● GOAL
Your task is to give the number of lines in the listing that include "JSON", and nothing else.

>>

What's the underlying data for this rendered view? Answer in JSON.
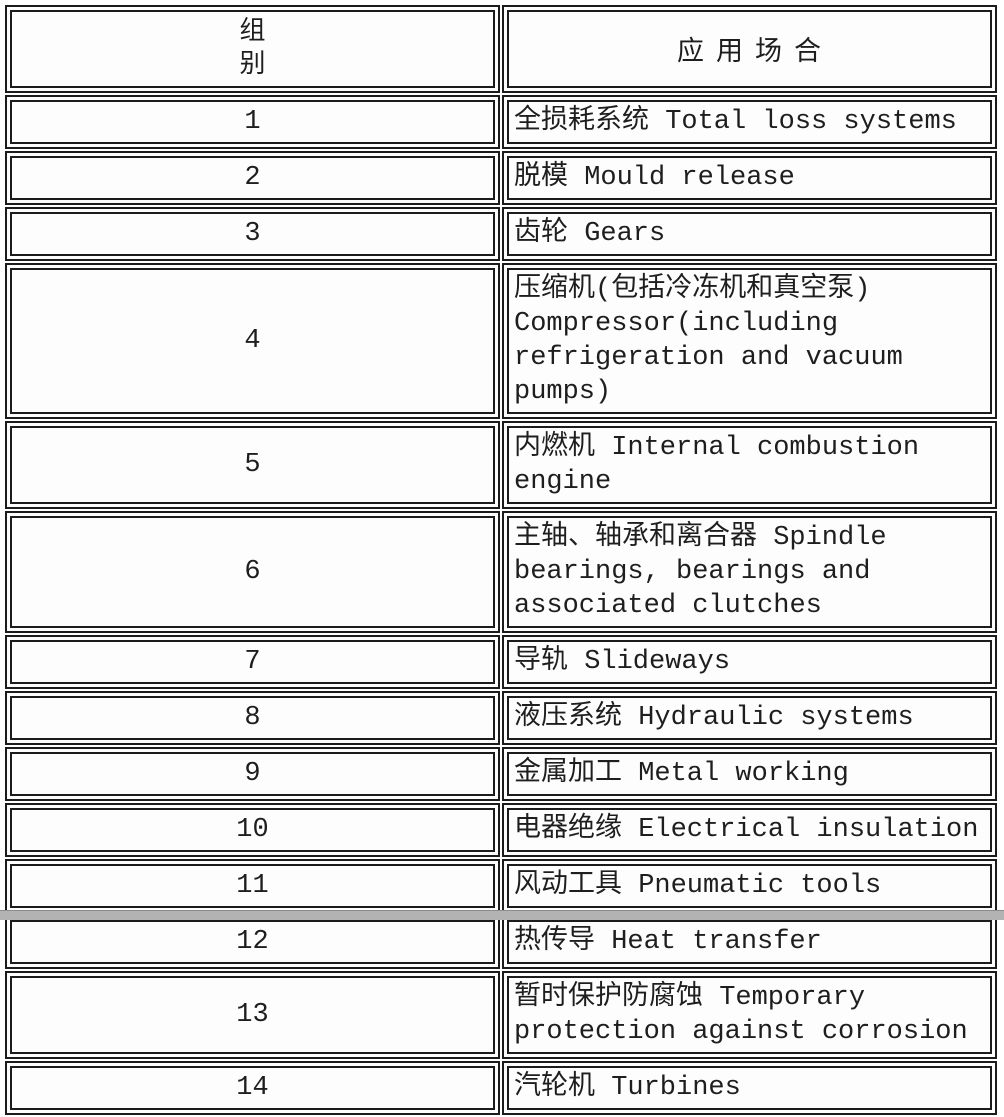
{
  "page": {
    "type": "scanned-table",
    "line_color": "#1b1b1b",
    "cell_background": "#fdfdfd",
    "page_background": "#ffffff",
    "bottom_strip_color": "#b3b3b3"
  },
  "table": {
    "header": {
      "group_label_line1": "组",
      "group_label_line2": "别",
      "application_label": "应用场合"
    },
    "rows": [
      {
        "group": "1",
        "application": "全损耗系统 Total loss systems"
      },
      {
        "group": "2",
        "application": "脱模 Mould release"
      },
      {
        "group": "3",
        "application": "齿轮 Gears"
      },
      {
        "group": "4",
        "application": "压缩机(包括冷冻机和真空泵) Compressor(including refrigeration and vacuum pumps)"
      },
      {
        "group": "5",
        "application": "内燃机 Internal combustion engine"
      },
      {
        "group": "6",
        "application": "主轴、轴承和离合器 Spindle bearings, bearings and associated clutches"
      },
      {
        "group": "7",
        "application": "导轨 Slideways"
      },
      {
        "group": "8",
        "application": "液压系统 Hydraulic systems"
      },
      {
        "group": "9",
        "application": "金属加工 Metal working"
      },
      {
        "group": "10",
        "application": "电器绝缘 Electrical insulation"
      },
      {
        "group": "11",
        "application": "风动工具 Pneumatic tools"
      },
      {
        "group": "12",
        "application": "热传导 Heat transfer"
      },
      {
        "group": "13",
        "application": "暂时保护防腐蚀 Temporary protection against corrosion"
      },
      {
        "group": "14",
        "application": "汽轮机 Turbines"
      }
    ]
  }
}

<<
>>

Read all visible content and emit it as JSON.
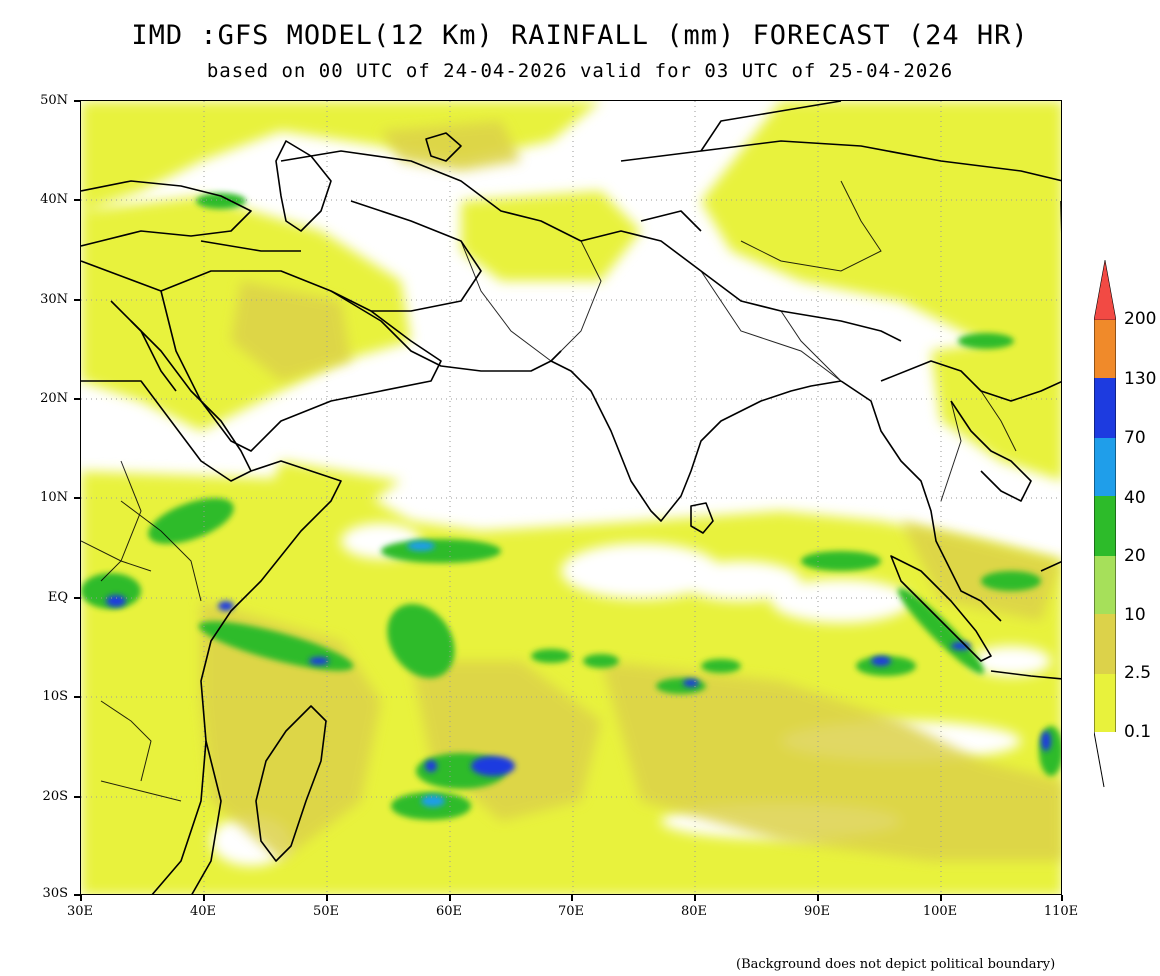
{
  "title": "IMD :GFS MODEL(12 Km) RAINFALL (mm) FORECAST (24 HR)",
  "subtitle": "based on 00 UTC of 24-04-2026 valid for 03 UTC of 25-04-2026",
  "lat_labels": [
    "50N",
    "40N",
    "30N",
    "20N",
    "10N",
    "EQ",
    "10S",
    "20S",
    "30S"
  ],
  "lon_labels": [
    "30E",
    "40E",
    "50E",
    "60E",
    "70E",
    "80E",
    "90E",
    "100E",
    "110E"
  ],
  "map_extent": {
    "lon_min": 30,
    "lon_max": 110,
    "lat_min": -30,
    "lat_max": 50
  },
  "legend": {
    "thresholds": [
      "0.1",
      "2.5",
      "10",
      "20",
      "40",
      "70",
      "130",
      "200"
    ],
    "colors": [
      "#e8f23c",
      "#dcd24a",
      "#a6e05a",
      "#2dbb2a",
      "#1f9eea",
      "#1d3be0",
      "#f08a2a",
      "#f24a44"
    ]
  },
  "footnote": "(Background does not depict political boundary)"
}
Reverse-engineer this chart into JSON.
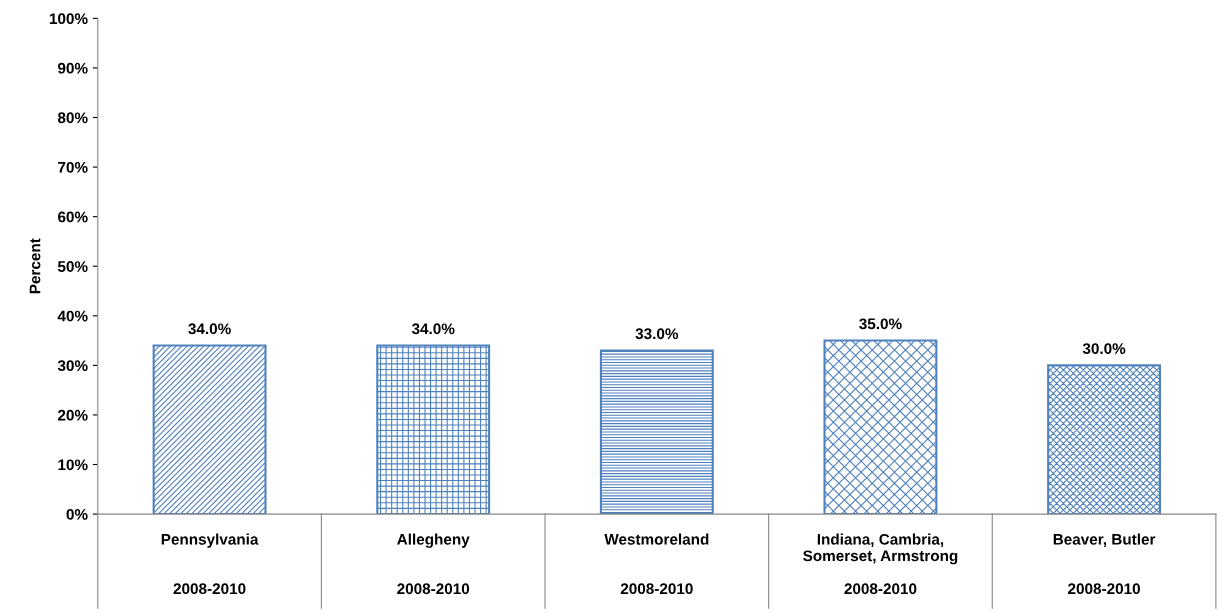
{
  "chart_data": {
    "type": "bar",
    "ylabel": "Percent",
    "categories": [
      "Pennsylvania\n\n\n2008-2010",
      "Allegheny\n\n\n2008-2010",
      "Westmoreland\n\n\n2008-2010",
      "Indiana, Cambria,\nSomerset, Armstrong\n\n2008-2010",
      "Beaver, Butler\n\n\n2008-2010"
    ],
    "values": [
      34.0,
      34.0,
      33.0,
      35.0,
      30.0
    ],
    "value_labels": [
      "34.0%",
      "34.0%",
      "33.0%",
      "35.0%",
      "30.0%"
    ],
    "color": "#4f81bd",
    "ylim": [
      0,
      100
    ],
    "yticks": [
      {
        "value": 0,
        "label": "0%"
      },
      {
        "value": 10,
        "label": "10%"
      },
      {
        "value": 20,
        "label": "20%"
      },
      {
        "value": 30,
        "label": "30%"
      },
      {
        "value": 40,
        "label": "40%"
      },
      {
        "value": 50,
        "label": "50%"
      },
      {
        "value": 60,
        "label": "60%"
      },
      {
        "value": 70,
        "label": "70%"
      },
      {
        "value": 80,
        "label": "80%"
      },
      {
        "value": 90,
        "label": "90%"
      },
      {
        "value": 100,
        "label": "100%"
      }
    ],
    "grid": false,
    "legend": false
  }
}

<<
>>

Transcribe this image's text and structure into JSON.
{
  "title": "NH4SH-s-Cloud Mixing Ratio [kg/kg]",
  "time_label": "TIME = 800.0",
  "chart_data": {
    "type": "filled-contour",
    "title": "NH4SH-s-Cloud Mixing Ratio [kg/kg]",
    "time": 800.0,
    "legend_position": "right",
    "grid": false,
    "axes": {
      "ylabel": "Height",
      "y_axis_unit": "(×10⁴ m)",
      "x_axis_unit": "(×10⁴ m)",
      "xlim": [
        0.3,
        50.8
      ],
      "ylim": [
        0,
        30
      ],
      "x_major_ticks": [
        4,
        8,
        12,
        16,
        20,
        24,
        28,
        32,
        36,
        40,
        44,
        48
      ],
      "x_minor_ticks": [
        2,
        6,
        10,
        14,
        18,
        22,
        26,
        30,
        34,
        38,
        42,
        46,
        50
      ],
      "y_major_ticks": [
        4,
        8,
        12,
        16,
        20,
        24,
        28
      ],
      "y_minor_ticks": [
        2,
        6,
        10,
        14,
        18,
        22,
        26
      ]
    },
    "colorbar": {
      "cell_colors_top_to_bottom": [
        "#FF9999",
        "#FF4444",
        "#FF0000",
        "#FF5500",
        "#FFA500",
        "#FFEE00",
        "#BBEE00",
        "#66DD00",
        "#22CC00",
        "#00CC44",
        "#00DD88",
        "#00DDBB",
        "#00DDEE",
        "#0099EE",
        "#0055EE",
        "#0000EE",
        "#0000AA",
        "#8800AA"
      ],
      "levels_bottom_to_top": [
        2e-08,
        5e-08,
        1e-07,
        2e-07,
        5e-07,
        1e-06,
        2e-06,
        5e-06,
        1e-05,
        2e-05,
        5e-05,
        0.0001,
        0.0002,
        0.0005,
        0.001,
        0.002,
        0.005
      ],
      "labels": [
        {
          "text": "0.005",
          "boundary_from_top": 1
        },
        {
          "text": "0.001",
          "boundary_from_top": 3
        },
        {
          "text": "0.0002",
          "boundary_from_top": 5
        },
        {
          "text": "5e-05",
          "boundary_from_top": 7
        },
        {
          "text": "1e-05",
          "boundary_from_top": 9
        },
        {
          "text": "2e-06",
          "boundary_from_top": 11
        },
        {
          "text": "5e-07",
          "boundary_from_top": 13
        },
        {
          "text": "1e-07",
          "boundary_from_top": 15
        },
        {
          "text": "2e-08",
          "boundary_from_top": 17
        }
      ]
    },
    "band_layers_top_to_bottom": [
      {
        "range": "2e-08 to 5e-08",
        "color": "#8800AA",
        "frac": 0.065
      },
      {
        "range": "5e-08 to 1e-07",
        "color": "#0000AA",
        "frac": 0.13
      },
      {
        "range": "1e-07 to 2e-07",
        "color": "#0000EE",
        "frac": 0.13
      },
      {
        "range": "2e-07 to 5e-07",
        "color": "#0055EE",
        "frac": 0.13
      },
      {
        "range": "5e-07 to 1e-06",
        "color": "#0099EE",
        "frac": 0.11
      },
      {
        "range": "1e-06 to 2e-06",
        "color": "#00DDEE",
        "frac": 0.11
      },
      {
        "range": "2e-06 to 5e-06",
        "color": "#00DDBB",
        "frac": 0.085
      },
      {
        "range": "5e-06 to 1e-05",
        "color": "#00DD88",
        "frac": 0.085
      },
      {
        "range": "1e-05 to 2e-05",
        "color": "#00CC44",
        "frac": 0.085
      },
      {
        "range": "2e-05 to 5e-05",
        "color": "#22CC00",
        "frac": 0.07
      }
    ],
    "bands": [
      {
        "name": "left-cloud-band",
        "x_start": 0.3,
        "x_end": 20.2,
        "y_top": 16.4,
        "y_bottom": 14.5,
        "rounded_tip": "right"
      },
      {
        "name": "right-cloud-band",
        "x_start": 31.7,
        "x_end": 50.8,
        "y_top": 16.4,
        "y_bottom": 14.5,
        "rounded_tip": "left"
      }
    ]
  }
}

<<

● REPLY
4